(Figure record extracts)
[start]
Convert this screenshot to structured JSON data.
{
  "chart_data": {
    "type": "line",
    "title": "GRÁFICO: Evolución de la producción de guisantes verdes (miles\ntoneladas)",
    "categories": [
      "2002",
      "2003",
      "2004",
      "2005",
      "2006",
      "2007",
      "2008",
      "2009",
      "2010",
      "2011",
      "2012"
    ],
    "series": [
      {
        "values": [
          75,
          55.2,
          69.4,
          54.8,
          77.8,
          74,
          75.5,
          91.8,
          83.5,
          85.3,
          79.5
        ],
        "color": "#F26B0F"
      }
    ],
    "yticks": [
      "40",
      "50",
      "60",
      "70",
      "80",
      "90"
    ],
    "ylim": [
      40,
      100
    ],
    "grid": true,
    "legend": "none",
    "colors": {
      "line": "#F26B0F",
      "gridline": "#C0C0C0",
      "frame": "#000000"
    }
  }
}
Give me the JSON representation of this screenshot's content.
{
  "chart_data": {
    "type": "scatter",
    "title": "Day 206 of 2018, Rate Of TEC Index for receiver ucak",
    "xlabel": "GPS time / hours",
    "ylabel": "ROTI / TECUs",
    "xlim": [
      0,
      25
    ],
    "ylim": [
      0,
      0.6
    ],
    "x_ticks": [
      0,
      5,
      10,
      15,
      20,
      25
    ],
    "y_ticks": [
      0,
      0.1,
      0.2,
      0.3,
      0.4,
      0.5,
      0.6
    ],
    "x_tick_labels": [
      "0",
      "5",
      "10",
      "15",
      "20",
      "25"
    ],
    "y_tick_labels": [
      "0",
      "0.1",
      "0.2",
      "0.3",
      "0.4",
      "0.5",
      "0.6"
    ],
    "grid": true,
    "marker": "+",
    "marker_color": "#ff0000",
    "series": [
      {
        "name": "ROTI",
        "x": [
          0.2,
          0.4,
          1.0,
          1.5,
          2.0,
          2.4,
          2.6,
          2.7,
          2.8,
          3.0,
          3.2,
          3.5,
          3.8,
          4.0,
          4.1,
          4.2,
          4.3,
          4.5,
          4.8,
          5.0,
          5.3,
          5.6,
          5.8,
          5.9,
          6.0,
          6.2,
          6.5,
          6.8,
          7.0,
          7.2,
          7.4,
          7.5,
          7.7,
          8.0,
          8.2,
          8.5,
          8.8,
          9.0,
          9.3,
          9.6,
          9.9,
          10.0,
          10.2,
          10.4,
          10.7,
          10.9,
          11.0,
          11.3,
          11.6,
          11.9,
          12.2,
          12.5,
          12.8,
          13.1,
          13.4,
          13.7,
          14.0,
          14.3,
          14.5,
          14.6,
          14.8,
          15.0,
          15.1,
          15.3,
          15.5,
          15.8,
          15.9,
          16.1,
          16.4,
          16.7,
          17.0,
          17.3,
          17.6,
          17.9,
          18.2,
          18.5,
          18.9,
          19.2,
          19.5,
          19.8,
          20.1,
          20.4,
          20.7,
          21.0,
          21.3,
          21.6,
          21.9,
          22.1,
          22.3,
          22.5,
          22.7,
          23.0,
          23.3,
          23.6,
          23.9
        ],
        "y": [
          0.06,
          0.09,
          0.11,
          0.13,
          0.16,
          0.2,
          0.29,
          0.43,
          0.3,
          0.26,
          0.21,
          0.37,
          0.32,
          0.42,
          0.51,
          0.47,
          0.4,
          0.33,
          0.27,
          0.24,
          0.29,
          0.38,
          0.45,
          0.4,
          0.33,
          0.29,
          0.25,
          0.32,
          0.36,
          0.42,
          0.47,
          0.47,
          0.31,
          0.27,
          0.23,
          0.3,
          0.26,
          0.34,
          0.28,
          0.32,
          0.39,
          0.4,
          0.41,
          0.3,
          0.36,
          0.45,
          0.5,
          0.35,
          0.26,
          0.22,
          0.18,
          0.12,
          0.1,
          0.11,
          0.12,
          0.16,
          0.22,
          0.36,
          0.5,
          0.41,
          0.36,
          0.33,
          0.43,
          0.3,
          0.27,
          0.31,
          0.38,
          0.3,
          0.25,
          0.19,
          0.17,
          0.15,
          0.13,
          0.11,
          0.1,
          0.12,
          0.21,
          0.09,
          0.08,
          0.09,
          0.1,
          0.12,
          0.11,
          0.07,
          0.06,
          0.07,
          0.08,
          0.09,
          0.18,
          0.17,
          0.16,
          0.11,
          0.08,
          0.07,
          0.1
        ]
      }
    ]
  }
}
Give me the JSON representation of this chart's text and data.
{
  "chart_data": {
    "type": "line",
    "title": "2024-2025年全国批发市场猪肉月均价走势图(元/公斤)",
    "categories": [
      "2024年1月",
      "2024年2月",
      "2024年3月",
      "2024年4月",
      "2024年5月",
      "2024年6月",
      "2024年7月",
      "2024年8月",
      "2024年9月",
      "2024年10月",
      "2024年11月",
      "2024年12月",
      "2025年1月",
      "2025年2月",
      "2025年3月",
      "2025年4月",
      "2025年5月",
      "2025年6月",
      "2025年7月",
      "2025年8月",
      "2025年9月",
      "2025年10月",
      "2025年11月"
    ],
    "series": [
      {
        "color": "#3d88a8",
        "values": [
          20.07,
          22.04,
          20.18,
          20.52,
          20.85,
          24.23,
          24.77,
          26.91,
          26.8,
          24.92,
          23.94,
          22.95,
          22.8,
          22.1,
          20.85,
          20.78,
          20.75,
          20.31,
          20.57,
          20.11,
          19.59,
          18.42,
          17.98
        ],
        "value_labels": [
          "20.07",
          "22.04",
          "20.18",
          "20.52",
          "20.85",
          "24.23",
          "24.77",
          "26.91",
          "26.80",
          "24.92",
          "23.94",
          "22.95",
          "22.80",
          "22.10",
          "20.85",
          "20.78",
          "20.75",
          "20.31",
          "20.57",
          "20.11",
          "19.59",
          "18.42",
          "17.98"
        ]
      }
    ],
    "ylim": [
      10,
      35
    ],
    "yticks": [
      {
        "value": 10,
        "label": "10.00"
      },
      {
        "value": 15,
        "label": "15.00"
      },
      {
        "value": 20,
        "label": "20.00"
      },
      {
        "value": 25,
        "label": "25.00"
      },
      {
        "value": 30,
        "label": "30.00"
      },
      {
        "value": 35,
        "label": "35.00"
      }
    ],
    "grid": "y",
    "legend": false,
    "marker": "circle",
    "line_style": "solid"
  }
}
[end]
Which lines hold the string "title"? Copy all of them from the data above.

    "title": "GRÁFICO: Evolución de la producción de guisantes verdes (miles\ntoneladas)",
    "title": "Day 206 of 2018, Rate Of TEC Index for receiver ucak",
    "title": "2024-2025年全国批发市场猪肉月均价走势图(元/公斤)",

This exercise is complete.